- _WRITTEN REQUEST_: Repeat all of the material exactly as given.
---
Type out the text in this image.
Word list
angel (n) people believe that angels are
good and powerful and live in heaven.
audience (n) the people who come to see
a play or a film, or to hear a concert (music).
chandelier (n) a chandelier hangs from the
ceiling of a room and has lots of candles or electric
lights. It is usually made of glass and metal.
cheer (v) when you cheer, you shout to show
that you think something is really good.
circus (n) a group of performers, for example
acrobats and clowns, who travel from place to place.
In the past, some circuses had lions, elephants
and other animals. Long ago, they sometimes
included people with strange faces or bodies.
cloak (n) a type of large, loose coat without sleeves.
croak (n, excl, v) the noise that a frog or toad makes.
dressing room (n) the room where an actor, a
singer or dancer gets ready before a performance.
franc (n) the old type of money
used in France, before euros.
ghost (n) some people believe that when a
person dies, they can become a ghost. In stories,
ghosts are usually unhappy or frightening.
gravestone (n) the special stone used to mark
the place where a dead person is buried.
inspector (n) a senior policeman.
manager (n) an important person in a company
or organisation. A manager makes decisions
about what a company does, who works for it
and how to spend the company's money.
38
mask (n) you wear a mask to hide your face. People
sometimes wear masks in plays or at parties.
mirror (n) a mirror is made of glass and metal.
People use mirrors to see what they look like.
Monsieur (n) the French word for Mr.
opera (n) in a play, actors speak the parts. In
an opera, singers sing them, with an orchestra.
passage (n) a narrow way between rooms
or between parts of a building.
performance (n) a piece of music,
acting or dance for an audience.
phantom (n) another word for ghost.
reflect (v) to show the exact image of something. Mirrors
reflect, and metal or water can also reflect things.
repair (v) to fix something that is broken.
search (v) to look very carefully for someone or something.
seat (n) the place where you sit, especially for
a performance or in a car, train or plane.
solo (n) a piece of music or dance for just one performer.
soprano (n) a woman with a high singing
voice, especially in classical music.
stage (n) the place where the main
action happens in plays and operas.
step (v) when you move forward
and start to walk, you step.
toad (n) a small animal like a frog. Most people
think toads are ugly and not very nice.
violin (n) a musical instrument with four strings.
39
---
- _ANSWER IN FULL_:
Type out the text in this image.
Word list
angel (n) people believe that angels are
good and powerful and live in heaven.
audience (n) the people who come to see
a play or a film, or to hear a concert (music).
chandelier (n) a chandelier hangs from the
ceiling of a room and has lots of candles or electric
lights. It is usually made of glass and metal.
cheer (v) when you cheer, you shout to show
that you think something is really good.
circus (n) a group of performers, for example
acrobats and clowns, who travel from place to place.
In the past, some circuses had lions, elephants
and other animals. Long ago, they sometimes
included people with strange faces or bodies.
cloak (n) a type of large, loose coat without sleeves.
croak (n, excl, v) the noise that a frog or toad makes.
dressing room (n) the room where an actor, a
singer or dancer gets ready before a performance.
franc (n) the old type of money
used in France, before euros.
ghost (n) some people believe that when a
person dies, they can become a ghost. In stories,
ghosts are usually unhappy or frightening.
gravestone (n) the special stone used to mark
the place where a dead person is buried.
inspector (n) a senior policeman.
manager (n) an important person in a company
or organisation. A manager makes decisions
about what a company does, who works for it
and how to spend the company's money.
38
mask (n) you wear a mask to hide your face. People
sometimes wear masks in plays or at parties.
mirror (n) a mirror is made of glass and metal.
People use mirrors to see what they look like.
Monsieur (n) the French word for Mr.
opera (n) in a play, actors speak the parts. In
an opera, singers sing them, with an orchestra.
passage (n) a narrow way between rooms
or between parts of a building.
performance (n) a piece of music,
acting or dance for an audience.
phantom (n) another word for ghost.
reflect (v) to show the exact image of something. Mirrors
reflect, and metal or water can also reflect things.
repair (v) to fix something that is broken.
search (v) to look very carefully for someone or something.
seat (n) the place where you sit, especially for
a performance or in a car, train or plane.
solo (n) a piece of music or dance for just one performer.
soprano (n) a woman with a high singing
voice, especially in classical music.
stage (n) the place where the main
action happens in plays and operas.
step (v) when you move forward
and start to walk, you step.
toad (n) a small animal like a frog. Most people
think toads are ugly and not very nice.
violin (n) a musical instrument with four strings.
39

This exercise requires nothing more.